## [EXTRAIT FOURNI]
::::
Des marges colossales
Les documents judiciaires permettent de reconstituer les circuits financiers de la production. Pour une veste vendue entre 1 900 et 3 000 euros en boutique, le coût de fabrication payé par Loro Piana à son fournisseur immédiat est de 118 euros pour des commandes supérieures à cent pièces. Le fournisseur chinois, en bout de chaîne, perçoit entre 80 et 86 euros par pièce, selon qu’il réalise ou non la coupe.
Les marges dégagées sont considérables. Un bénéfice de plus de 1 000 euros par article n’est pas rare. Pour atteindre ces ratios, la maison exerce une pression continue à la baisse sur ses fournisseurs, ce que confirme le représentant légal de Sor-Man : “Loro Piana négociait les prix et les faisait baisser systématiquement”.
Cette mécanique économique, fondée sur l’optimisation, rend les conditions de production invisibles aux yeux du commanditaire final. Ce découplage structurel entre les donneurs d’ordre et les exécutants devient le terreau d’un système d’exploitation toléré, sinon encouragé.
Le 10 juillet 2025, le tribunal de Milan rend une ordonnance de 26 pages. Loro Piana est placée sous administration judiciaire pour une durée d’un an. Cette mesure préventive, et non punitive, vise à corriger les défaillances du système de contrôle de la société sans l’exclure du marché.
Les juges reprochent à l’entreprise une absence de mécanismes efficaces de vérification et d’audit. “Loro Piana a facilité par négligence l’exploitation de travailleurs”, peut-on lire dans le jugement, qui évoque une “carence généralisée” dans les modèles organisationnels.
Un administrateur judiciaire est désigné pour superviser les réformes de la maison. L’administration pourrait être levée par anticipation si l’entreprise met rapidement en œuvre les mesures de mise en conformité exigées par la justice.
::::
## [DONNÉES FOURNIES]
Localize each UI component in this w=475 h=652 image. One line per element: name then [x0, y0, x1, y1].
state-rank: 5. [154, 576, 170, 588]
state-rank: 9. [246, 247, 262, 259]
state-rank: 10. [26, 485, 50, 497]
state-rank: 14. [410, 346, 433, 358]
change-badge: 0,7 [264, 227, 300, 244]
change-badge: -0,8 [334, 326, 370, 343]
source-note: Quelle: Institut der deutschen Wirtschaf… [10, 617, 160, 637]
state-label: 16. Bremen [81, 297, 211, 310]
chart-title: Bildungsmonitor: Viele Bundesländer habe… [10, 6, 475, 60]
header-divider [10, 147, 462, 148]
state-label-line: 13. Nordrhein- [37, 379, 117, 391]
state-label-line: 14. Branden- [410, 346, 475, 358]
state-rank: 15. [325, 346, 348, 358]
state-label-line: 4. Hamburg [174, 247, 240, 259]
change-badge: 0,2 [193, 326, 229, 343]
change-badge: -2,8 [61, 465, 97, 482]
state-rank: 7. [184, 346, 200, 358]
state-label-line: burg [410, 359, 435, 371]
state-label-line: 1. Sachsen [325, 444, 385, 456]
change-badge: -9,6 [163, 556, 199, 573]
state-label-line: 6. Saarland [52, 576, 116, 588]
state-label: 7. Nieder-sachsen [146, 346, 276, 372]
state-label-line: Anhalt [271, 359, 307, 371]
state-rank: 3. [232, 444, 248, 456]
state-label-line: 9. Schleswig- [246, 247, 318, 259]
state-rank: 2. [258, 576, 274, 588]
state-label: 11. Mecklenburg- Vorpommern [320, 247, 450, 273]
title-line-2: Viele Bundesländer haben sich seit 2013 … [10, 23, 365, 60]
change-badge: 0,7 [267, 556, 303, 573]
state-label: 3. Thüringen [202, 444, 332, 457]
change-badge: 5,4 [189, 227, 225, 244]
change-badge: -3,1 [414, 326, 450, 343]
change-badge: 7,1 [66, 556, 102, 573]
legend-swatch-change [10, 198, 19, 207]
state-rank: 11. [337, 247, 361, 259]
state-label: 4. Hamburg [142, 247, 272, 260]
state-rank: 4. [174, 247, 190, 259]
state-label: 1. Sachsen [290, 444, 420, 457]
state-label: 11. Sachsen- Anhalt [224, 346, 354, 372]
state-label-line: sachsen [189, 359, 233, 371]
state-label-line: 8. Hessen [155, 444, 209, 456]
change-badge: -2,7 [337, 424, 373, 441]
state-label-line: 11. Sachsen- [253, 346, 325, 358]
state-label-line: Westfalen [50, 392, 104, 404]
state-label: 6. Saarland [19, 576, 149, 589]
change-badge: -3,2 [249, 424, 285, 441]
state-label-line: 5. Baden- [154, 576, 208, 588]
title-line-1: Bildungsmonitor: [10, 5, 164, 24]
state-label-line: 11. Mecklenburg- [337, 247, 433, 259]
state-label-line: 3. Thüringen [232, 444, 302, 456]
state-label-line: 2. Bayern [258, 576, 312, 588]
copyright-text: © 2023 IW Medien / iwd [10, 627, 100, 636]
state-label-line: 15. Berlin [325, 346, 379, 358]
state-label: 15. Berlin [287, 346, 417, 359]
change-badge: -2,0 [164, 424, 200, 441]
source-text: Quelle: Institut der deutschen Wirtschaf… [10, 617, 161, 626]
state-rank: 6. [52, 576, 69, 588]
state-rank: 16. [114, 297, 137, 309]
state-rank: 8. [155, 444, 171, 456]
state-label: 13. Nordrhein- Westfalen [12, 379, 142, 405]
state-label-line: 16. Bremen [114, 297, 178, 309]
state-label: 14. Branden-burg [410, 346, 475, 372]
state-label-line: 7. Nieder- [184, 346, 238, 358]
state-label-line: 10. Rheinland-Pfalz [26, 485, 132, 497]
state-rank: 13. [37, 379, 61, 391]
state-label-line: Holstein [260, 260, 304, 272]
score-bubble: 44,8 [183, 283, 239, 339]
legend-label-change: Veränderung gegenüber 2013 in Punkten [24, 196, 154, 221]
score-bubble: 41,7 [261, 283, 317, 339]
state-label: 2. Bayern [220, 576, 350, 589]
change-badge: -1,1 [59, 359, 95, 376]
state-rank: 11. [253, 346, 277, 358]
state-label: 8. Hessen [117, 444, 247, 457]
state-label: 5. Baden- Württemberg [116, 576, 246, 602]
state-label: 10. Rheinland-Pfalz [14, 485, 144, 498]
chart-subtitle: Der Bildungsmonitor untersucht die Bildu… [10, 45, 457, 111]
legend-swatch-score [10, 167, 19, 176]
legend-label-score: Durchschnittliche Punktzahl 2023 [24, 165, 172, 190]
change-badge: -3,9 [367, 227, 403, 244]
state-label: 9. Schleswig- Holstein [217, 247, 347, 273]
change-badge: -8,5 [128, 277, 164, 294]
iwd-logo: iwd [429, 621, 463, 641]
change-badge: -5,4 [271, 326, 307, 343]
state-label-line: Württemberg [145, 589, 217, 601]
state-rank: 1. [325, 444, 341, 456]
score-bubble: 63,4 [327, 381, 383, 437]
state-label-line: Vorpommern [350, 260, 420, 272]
::::
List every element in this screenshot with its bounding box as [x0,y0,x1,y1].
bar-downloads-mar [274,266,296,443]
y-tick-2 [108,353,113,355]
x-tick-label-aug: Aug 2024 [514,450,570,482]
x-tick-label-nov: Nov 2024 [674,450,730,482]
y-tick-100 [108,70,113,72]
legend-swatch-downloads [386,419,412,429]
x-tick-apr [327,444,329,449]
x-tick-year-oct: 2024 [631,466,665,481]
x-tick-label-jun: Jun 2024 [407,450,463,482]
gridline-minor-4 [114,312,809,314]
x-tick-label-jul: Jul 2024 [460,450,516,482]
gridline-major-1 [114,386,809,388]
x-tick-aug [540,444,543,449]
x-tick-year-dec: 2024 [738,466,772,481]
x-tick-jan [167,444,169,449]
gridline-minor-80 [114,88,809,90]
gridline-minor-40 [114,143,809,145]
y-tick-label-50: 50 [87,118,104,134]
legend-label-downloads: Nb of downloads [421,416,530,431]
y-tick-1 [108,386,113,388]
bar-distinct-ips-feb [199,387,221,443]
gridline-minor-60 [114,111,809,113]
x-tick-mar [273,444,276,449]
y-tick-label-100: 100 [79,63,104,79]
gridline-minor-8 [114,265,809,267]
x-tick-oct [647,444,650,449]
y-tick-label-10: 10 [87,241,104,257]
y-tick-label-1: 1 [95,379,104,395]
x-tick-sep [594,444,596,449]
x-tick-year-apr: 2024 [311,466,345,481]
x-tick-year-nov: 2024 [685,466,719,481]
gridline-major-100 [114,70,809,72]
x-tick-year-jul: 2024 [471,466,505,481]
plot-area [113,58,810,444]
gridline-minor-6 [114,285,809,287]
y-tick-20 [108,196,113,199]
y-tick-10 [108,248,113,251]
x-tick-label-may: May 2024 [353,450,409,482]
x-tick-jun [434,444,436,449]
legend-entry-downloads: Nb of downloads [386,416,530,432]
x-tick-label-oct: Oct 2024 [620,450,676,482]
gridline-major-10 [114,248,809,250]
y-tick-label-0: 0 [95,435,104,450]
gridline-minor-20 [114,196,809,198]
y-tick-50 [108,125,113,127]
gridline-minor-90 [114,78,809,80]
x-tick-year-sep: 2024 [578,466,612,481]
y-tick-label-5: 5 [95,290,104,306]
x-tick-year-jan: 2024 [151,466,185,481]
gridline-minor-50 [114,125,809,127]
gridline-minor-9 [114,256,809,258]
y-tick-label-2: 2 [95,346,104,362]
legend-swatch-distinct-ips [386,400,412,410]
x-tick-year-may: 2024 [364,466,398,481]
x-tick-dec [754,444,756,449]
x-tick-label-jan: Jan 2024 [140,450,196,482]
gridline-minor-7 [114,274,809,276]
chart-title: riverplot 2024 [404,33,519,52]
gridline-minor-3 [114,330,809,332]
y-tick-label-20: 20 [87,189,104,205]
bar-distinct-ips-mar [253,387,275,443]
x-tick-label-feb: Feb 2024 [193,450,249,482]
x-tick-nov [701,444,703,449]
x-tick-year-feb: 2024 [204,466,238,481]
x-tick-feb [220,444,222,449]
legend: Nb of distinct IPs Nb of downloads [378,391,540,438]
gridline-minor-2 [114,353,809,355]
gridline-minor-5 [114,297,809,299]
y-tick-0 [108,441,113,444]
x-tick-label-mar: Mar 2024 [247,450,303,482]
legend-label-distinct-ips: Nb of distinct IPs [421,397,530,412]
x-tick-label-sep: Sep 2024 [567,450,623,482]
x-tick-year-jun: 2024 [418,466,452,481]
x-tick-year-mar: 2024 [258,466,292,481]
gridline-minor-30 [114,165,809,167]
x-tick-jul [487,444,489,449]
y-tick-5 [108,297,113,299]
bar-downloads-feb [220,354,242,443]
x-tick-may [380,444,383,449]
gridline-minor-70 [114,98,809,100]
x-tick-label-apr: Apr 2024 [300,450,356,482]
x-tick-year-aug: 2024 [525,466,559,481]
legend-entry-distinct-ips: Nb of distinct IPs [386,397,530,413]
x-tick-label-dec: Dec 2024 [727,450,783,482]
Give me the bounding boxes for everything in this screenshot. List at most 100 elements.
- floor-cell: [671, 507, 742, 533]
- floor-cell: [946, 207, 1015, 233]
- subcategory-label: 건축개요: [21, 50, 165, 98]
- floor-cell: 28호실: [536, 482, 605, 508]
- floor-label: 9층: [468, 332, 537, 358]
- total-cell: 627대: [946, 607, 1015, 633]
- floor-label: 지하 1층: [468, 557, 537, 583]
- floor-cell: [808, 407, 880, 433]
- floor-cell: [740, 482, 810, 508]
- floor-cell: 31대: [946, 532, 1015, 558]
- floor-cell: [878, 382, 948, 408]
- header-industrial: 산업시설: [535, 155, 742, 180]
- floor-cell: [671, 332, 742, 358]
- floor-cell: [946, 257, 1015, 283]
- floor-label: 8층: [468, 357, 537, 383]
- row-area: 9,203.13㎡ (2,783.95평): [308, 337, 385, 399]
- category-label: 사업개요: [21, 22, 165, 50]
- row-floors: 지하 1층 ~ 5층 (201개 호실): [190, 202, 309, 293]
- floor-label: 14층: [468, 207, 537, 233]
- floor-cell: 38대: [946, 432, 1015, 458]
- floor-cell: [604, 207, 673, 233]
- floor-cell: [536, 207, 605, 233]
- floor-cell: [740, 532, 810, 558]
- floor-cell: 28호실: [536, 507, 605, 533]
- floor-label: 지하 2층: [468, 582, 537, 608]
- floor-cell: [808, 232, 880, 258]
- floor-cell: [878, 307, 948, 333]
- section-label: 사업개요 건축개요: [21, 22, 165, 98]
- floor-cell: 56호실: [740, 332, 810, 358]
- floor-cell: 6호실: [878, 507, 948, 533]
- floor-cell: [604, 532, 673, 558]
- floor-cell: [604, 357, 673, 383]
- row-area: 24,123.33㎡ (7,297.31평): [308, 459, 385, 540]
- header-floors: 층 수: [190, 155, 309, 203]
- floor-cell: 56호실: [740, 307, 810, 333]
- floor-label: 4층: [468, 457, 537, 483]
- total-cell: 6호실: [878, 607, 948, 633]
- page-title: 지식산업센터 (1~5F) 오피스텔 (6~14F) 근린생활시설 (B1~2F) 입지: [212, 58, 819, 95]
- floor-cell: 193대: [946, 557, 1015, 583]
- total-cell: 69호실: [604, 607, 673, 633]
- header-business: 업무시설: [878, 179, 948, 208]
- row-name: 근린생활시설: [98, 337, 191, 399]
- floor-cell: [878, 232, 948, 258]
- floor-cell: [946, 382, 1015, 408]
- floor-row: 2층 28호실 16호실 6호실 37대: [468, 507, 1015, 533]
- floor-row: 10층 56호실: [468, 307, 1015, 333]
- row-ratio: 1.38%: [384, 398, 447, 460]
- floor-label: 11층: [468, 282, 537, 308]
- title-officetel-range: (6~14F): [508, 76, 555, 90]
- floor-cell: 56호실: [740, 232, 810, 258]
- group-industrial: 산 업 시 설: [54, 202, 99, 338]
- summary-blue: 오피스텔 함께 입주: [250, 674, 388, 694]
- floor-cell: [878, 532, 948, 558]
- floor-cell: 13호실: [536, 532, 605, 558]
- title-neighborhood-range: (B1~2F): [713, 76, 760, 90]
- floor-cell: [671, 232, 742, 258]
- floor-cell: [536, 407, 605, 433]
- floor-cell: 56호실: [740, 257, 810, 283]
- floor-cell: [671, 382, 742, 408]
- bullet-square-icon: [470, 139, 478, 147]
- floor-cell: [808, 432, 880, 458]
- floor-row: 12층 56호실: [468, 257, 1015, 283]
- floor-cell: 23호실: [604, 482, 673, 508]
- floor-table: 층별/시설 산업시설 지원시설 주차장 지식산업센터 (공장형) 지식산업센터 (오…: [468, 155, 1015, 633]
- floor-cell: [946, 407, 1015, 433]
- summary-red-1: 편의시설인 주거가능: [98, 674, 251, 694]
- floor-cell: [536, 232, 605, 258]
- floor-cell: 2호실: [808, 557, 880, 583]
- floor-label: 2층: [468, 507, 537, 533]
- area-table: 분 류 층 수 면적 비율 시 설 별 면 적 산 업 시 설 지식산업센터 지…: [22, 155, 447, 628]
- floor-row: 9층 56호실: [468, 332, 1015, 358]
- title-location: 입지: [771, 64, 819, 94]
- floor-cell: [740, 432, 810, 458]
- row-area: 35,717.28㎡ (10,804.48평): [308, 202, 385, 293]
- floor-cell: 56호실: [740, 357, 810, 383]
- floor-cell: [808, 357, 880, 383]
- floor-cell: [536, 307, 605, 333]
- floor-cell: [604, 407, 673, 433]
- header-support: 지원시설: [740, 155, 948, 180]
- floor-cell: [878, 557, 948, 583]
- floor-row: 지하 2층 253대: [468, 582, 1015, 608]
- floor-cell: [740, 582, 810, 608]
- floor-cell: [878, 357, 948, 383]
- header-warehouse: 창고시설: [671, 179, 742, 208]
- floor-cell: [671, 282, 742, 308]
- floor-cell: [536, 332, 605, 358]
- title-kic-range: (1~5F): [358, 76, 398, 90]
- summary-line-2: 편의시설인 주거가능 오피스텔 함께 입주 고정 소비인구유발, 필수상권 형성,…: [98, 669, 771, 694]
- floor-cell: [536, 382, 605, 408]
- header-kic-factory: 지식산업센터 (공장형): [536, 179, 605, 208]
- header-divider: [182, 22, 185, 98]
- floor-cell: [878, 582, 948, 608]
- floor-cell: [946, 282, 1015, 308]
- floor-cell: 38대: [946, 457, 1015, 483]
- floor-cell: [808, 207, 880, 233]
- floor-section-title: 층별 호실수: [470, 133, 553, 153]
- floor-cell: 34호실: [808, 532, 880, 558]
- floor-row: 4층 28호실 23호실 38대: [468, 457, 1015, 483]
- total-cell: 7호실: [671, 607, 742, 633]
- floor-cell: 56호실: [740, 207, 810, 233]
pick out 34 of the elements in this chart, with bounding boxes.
::::
## [TRAVAIL DEMANDÉ]
1. Comment traduit-on en anglais la phrase « Un administrateur judiciaire est désigné pour superviser les réformes de la maison. », tirée de l'extrait sur Loro Piana ?
2. Rédigez la suite de l'extrait sur Loro Piana, à partir de sa dernière phrase.
Les données n'ont aucun rapport avec l'extrait.

## [RÉPONSES ATTENDUES]
1. A court-appointed administrator is designated to oversee the company's reforms.

2.
La direction de LVMH et la pression de la crise
Frédéric Arnault, fils de Bernard Arnault, a pris la direction générale de Loro Piana le 10 juin 2025, un mois seulement avant l’éclatement de l’affaire. Il hérite, malgré lui, d’une crise majeure. Si sa nomination s’inscrit dans une réorganisation interne du groupe, elle prend une tout autre portée face aux événements.
LVMH, par la voix de sa directrice financière adjointe, Cécile Cabanis, adopte une ligne défensive lors de la présentation des résultats semestriels, le 24 juillet. Le groupe affirme que “le sous-traitant était dissimulé” par des niveaux intermédiaires de la chaîne, et qu’il n’était pas possible de détecter de telles pratiques “avec les outils actuels”. Il appelle à une mobilisation sectorielle, sans reconnaître de responsabilité directe.
Loro Piana, de son côté, annonce avoir rompu tout lien avec le fournisseur concerné dès le 20 mai, soit moins de 24 heures après avoir eu connaissance des faits. Pier Luigi Loro Piana, figure historique de la marque, affirme rester “absolument serein” et convaincu que l’entreprise n’a jamais eu recours à des entités exploitant des ouvriers. Une déclaration en contraste net avec les éléments du dossier.
Une industrie sous tension
L’affaire Loro Piana n’est pas isolée. Depuis 2023, plusieurs maisons de luxe ont été placées sous administration judiciaire par les mêmes magistrats milanais. Sont déjà concernés : Armani Operations, Manufactures Dior, Valentino Bags et Alviero Martini. Les pratiques révélées sont similaires : marges exceptionnelles, sous-traitance éclatée, opacité organisée.
Pour les procureurs, cette récurrence témoigne d’un mode opératoire généralisé dans l’industrie. Ils dénoncent une structure duale : une couche visible respectant les normes (codes éthiques, audits, labels), et une organisation parallèle orientée vers l’efficacité économique, déconnectée des obligations sociales et légales.
Face à la pression judiciaire, les autorités régionales, les syndicats et les grandes maisons de mode ont signé en mai un protocole d’accord. Celui-ci prévoit la création d’une base de données des fournisseurs, une mise à jour bi-annuelle des informations, et la délivrance de certificats de transparence par la région Lombardie.
Ces mesures, bien que significatives, sont jugées insuffisantes par plusieurs acteurs. Elles ciblent la surface du problème sans remettre en question les logiques économiques à l’origine de l’exploitation. Le cœur du modèle reste inchangé : une exigence de rentabilité maximale, reposant sur une main-d’œuvre vulnérable et peu visible.
Un choc pour le prestige du « Made in Italy »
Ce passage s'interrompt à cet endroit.